* [What is asked]: In the entries below, find the lines with the word "following" and copy them.
[START OF Items]
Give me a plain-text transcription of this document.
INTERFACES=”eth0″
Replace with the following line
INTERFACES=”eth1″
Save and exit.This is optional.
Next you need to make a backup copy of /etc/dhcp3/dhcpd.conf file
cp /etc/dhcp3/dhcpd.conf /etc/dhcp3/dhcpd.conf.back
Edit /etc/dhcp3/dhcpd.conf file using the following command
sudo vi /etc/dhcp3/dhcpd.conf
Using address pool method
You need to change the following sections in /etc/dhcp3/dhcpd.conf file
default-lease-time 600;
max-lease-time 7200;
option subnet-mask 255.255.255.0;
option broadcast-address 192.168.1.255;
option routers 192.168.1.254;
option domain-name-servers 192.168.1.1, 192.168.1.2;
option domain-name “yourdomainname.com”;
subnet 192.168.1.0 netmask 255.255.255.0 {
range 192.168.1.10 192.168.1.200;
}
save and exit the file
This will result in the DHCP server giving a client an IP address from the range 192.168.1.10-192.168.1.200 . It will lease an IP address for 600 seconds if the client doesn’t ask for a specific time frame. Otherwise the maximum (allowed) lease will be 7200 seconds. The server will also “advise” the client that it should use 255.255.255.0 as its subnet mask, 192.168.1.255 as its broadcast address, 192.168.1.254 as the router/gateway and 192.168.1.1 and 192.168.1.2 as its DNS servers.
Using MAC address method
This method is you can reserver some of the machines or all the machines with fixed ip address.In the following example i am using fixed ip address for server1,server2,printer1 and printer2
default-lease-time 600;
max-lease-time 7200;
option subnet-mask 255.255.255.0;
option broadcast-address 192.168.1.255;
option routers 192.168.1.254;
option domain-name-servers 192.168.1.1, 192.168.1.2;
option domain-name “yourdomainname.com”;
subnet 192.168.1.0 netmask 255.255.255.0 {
[END OF Items]
* [Solution to the exercise]:
Replace with the following line
Edit /etc/dhcp3/dhcpd.conf file using the following command
You need to change the following sections in /etc/dhcp3/dhcpd.conf file
This method is you can reserver some of the machines or all the machines with fixed ip address.In the following example i am using fixed ip address for server1,server2,printer1 and printer2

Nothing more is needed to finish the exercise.